Dataset rows:
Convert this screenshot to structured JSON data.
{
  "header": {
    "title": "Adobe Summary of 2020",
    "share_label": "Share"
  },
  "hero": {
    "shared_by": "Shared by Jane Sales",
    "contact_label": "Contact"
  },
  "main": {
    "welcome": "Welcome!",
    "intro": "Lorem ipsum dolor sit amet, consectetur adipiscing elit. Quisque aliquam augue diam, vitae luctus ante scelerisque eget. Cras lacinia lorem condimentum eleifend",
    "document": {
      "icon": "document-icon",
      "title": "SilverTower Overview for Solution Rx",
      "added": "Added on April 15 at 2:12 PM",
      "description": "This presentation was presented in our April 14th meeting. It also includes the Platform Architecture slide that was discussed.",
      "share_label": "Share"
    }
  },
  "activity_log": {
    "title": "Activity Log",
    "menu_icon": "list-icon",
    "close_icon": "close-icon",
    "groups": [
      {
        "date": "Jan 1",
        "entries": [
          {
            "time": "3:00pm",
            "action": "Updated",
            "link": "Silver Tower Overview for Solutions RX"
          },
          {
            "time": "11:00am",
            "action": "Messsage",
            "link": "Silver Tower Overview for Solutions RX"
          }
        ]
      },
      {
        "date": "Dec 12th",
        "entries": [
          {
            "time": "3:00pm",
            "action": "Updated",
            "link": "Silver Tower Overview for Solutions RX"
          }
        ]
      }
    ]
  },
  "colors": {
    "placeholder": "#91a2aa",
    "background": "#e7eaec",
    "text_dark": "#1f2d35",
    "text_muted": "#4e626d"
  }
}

Task objective: Print the records once more, exactly as they were given.

Problem solution:
Convert this screenshot to structured JSON data.
{
  "header": {
    "title": "Adobe Summary of 2020",
    "share_label": "Share"
  },
  "hero": {
    "shared_by": "Shared by Jane Sales",
    "contact_label": "Contact"
  },
  "main": {
    "welcome": "Welcome!",
    "intro": "Lorem ipsum dolor sit amet, consectetur adipiscing elit. Quisque aliquam augue diam, vitae luctus ante scelerisque eget. Cras lacinia lorem condimentum eleifend",
    "document": {
      "icon": "document-icon",
      "title": "SilverTower Overview for Solution Rx",
      "added": "Added on April 15 at 2:12 PM",
      "description": "This presentation was presented in our April 14th meeting. It also includes the Platform Architecture slide that was discussed.",
      "share_label": "Share"
    }
  },
  "activity_log": {
    "title": "Activity Log",
    "menu_icon": "list-icon",
    "close_icon": "close-icon",
    "groups": [
      {
        "date": "Jan 1",
        "entries": [
          {
            "time": "3:00pm",
            "action": "Updated",
            "link": "Silver Tower Overview for Solutions RX"
          },
          {
            "time": "11:00am",
            "action": "Messsage",
            "link": "Silver Tower Overview for Solutions RX"
          }
        ]
      },
      {
        "date": "Dec 12th",
        "entries": [
          {
            "time": "3:00pm",
            "action": "Updated",
            "link": "Silver Tower Overview for Solutions RX"
          }
        ]
      }
    ]
  },
  "colors": {
    "placeholder": "#91a2aa",
    "background": "#e7eaec",
    "text_dark": "#1f2d35",
    "text_muted": "#4e626d"
  }
}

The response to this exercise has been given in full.